--- Materials provided ---
++++++++

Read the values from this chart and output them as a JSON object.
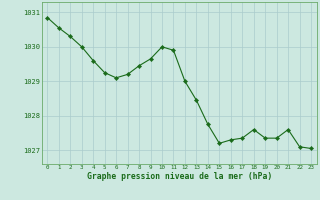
{
  "x": [
    0,
    1,
    2,
    3,
    4,
    5,
    6,
    7,
    8,
    9,
    10,
    11,
    12,
    13,
    14,
    15,
    16,
    17,
    18,
    19,
    20,
    21,
    22,
    23
  ],
  "y": [
    1030.85,
    1030.55,
    1030.3,
    1030.0,
    1029.6,
    1029.25,
    1029.1,
    1029.2,
    1029.45,
    1029.65,
    1030.0,
    1029.9,
    1029.0,
    1028.45,
    1027.75,
    1027.2,
    1027.3,
    1027.35,
    1027.6,
    1027.35,
    1027.35,
    1027.6,
    1027.1,
    1027.05
  ],
  "line_color": "#1a6b1a",
  "marker_color": "#1a6b1a",
  "bg_color": "#cce8e0",
  "grid_color": "#aacccc",
  "xlabel": "Graphe pression niveau de la mer (hPa)",
  "xlabel_color": "#1a6b1a",
  "ylabel_ticks": [
    1027,
    1028,
    1029,
    1030,
    1031
  ],
  "xtick_labels": [
    "0",
    "1",
    "2",
    "3",
    "4",
    "5",
    "6",
    "7",
    "8",
    "9",
    "10",
    "11",
    "12",
    "13",
    "14",
    "15",
    "16",
    "17",
    "18",
    "19",
    "20",
    "21",
    "22",
    "23"
  ],
  "ylim": [
    1026.6,
    1031.3
  ],
  "xlim": [
    -0.5,
    23.5
  ],
  "tick_color": "#1a6b1a",
  "spine_color": "#6aaa6a"
}
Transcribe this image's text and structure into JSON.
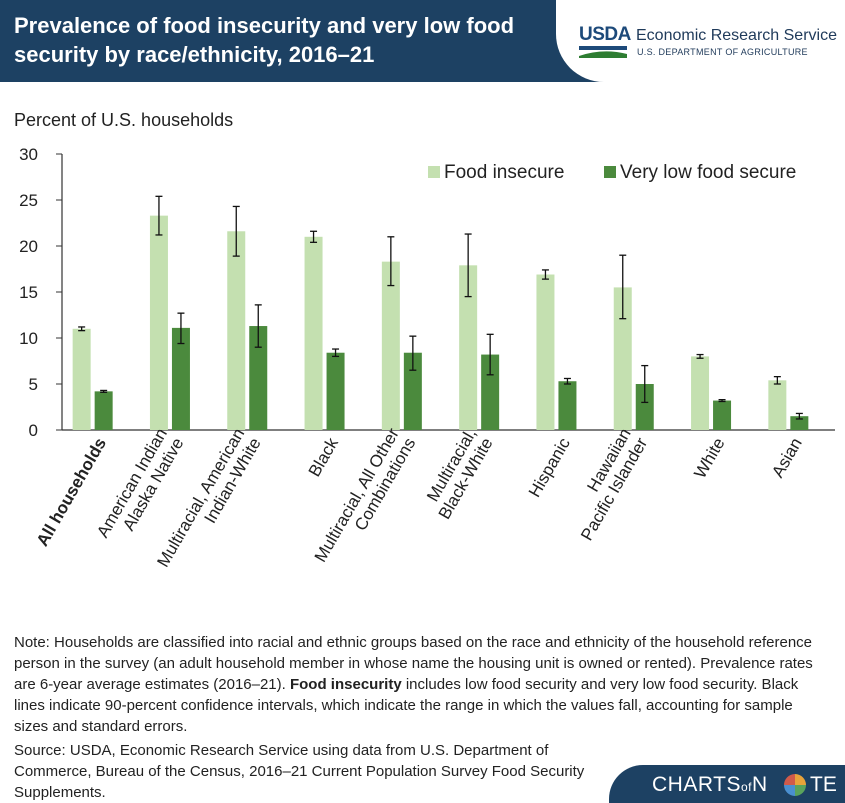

++++++++

--- Directive ---
Pick out every line with the string "JSON" and copy it.

--- The completed task ---
Read the values from this chart and output them as a JSON object.
Transcribe this image's text and structure into JSON.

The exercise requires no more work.